> [SET EXERCISE]:
Would you write out the listing verbatim and skip every picture in it?

> [RECORDS FOR THE EXERCISE]:
--- Begin ---
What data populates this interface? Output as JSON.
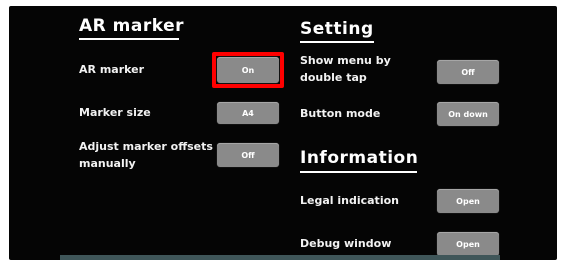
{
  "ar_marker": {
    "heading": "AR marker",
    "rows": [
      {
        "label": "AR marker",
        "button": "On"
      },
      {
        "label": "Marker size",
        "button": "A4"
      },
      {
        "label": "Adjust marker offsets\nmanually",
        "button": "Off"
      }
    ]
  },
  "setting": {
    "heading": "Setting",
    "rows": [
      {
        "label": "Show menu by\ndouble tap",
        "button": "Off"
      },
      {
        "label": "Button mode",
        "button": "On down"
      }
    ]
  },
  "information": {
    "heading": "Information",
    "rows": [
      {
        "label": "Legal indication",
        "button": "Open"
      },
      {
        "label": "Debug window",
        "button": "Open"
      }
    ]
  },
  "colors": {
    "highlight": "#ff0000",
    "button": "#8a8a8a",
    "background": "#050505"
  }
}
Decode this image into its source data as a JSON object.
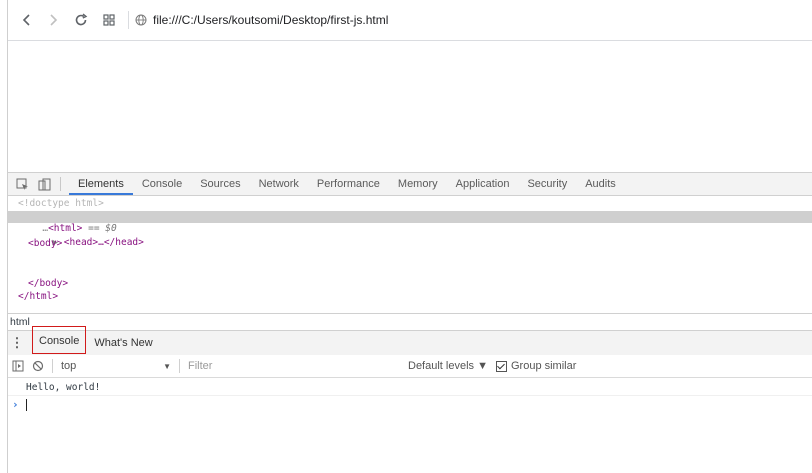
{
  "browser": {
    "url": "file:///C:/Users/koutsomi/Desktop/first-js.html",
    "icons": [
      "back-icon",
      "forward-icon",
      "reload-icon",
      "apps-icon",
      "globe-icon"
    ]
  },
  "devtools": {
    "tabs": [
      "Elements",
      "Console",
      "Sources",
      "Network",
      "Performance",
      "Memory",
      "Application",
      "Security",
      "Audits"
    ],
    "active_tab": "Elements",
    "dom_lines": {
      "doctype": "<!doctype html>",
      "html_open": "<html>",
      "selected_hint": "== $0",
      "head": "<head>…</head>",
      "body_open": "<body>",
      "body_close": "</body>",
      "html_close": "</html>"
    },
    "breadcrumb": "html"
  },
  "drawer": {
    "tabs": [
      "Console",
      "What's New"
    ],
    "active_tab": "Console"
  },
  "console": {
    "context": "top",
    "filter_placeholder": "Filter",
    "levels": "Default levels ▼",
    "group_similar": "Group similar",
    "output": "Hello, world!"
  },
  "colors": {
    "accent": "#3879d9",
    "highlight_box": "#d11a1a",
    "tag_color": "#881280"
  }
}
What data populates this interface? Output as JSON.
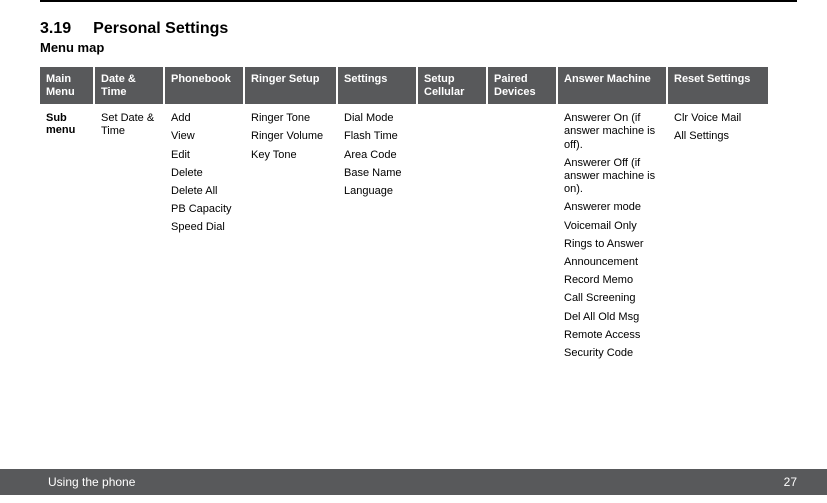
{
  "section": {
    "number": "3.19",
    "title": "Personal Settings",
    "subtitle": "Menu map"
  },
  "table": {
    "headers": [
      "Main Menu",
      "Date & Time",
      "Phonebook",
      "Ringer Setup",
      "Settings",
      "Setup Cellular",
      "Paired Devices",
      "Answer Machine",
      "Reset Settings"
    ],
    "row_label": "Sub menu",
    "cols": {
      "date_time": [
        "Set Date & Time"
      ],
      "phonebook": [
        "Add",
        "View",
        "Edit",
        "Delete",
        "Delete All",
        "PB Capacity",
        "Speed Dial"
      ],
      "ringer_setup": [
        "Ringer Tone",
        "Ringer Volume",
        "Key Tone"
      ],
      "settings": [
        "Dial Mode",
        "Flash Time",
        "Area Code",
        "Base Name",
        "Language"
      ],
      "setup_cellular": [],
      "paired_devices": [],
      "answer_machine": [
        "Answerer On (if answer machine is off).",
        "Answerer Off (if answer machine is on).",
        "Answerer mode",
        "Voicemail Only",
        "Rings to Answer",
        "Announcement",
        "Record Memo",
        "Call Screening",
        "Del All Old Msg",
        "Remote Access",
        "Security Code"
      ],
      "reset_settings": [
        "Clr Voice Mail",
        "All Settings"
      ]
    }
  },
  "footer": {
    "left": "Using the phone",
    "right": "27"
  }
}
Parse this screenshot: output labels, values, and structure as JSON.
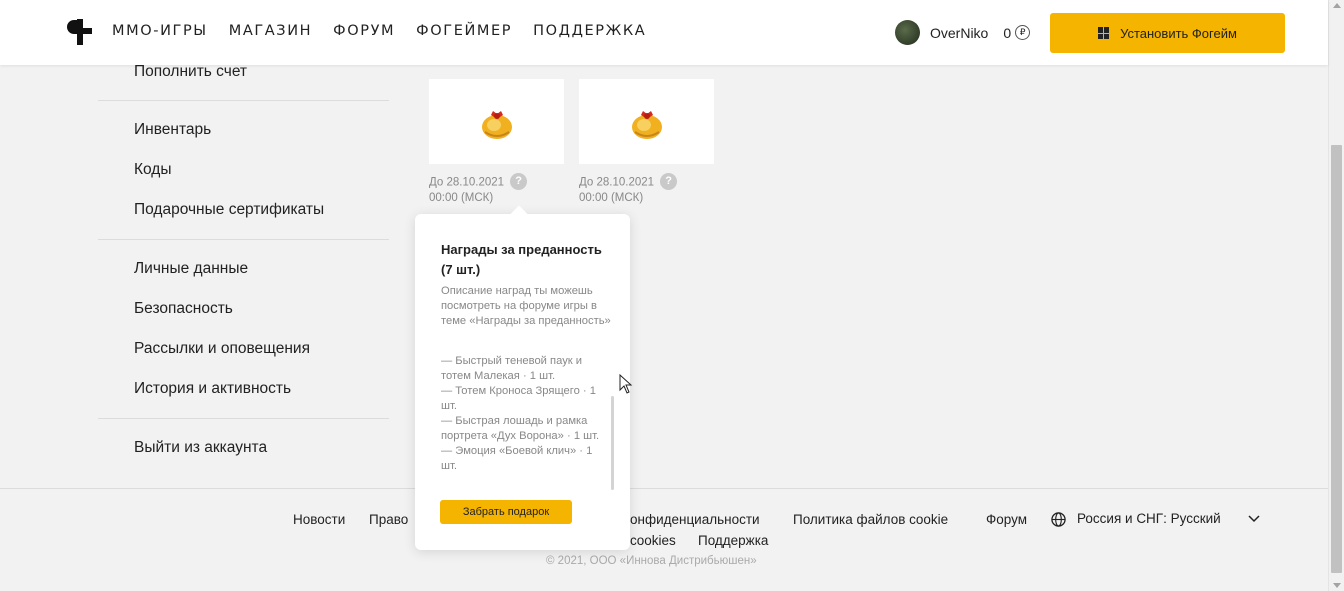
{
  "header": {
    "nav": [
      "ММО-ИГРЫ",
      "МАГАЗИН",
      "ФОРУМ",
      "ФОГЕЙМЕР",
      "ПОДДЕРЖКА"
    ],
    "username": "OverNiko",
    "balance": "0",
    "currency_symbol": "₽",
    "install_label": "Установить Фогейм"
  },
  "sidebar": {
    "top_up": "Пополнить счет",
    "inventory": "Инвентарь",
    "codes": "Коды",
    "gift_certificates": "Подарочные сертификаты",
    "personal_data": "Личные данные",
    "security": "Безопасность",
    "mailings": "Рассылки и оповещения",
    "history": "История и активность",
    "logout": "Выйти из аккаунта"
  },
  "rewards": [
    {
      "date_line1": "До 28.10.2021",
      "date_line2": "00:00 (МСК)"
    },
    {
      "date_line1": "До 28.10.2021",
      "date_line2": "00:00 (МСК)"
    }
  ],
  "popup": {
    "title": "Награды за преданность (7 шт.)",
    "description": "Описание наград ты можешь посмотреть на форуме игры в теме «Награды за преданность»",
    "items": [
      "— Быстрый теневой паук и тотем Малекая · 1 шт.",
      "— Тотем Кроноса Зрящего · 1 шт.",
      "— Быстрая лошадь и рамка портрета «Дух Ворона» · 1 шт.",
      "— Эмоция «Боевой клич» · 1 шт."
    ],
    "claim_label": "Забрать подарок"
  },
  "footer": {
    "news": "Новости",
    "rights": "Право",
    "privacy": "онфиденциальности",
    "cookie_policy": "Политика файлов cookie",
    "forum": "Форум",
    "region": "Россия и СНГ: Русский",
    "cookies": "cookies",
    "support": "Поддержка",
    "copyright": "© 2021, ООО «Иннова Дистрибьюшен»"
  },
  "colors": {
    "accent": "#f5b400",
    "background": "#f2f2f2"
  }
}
--- End ---
> [FINAL ANSWER]:
What data populates this interface? Output as JSON.
{
  "ar_marker": {
    "heading": "AR marker",
    "rows": [
      {
        "label": "AR marker",
        "button": "On"
      },
      {
        "label": "Marker size",
        "button": "A4"
      },
      {
        "label": "Adjust marker offsets\nmanually",
        "button": "Off"
      }
    ]
  },
  "setting": {
    "heading": "Setting",
    "rows": [
      {
        "label": "Show menu by\ndouble tap",
        "button": "Off"
      },
      {
        "label": "Button mode",
        "button": "On down"
      }
    ]
  },
  "information": {
    "heading": "Information",
    "rows": [
      {
        "label": "Legal indication",
        "button": "Open"
      },
      {
        "label": "Debug window",
        "button": "Open"
      }
    ]
  },
  "colors": {
    "highlight": "#ff0000",
    "button": "#8a8a8a",
    "background": "#050505"
  }
}
Decode this image into its source data as a JSON object.
{
  "browser": {
    "url": "file:///C:/Users/koutsomi/Desktop/first-js.html",
    "icons": [
      "back-icon",
      "forward-icon",
      "reload-icon",
      "apps-icon",
      "globe-icon"
    ]
  },
  "devtools": {
    "tabs": [
      "Elements",
      "Console",
      "Sources",
      "Network",
      "Performance",
      "Memory",
      "Application",
      "Security",
      "Audits"
    ],
    "active_tab": "Elements",
    "dom_lines": {
      "doctype": "<!doctype html>",
      "html_open": "<html>",
      "selected_hint": "== $0",
      "head": "<head>…</head>",
      "body_open": "<body>",
      "body_close": "</body>",
      "html_close": "</html>"
    },
    "breadcrumb": "html"
  },
  "drawer": {
    "tabs": [
      "Console",
      "What's New"
    ],
    "active_tab": "Console"
  },
  "console": {
    "context": "top",
    "filter_placeholder": "Filter",
    "levels": "Default levels ▼",
    "group_similar": "Group similar",
    "output": "Hello, world!"
  },
  "colors": {
    "accent": "#3879d9",
    "highlight_box": "#d11a1a",
    "tag_color": "#881280"
  }
}
What data populates this interface? Output as JSON.
{
  "section": {
    "number": "3.19",
    "title": "Personal Settings",
    "subtitle": "Menu map"
  },
  "table": {
    "headers": [
      "Main Menu",
      "Date & Time",
      "Phonebook",
      "Ringer Setup",
      "Settings",
      "Setup Cellular",
      "Paired Devices",
      "Answer Machine",
      "Reset Settings"
    ],
    "row_label": "Sub menu",
    "cols": {
      "date_time": [
        "Set Date & Time"
      ],
      "phonebook": [
        "Add",
        "View",
        "Edit",
        "Delete",
        "Delete All",
        "PB Capacity",
        "Speed Dial"
      ],
      "ringer_setup": [
        "Ringer Tone",
        "Ringer Volume",
        "Key Tone"
      ],
      "settings": [
        "Dial Mode",
        "Flash Time",
        "Area Code",
        "Base Name",
        "Language"
      ],
      "setup_cellular": [],
      "paired_devices": [],
      "answer_machine": [
        "Answerer On (if answer machine is off).",
        "Answerer Off (if answer machine is on).",
        "Answerer mode",
        "Voicemail Only",
        "Rings to Answer",
        "Announcement",
        "Record Memo",
        "Call Screening",
        "Del All Old Msg",
        "Remote Access",
        "Security Code"
      ],
      "reset_settings": [
        "Clr Voice Mail",
        "All Settings"
      ]
    }
  },
  "footer": {
    "left": "Using the phone",
    "right": "27"
  }
}
Parse this screenshot: output labels, values, and structure as JSON.
{
  "header": {
    "nav": [
      "ММО-ИГРЫ",
      "МАГАЗИН",
      "ФОРУМ",
      "ФОГЕЙМЕР",
      "ПОДДЕРЖКА"
    ],
    "username": "OverNiko",
    "balance": "0",
    "currency_symbol": "₽",
    "install_label": "Установить Фогейм"
  },
  "sidebar": {
    "top_up": "Пополнить счет",
    "inventory": "Инвентарь",
    "codes": "Коды",
    "gift_certificates": "Подарочные сертификаты",
    "personal_data": "Личные данные",
    "security": "Безопасность",
    "mailings": "Рассылки и оповещения",
    "history": "История и активность",
    "logout": "Выйти из аккаунта"
  },
  "rewards": [
    {
      "date_line1": "До 28.10.2021",
      "date_line2": "00:00 (МСК)"
    },
    {
      "date_line1": "До 28.10.2021",
      "date_line2": "00:00 (МСК)"
    }
  ],
  "popup": {
    "title": "Награды за преданность (7 шт.)",
    "description": "Описание наград ты можешь посмотреть на форуме игры в теме «Награды за преданность»",
    "items": [
      "— Быстрый теневой паук и тотем Малекая · 1 шт.",
      "— Тотем Кроноса Зрящего · 1 шт.",
      "— Быстрая лошадь и рамка портрета «Дух Ворона» · 1 шт.",
      "— Эмоция «Боевой клич» · 1 шт."
    ],
    "claim_label": "Забрать подарок"
  },
  "footer": {
    "news": "Новости",
    "rights": "Право",
    "privacy": "онфиденциальности",
    "cookie_policy": "Политика файлов cookie",
    "forum": "Форум",
    "region": "Россия и СНГ: Русский",
    "cookies": "cookies",
    "support": "Поддержка",
    "copyright": "© 2021, ООО «Иннова Дистрибьюшен»"
  },
  "colors": {
    "accent": "#f5b400",
    "background": "#f2f2f2"
  }
}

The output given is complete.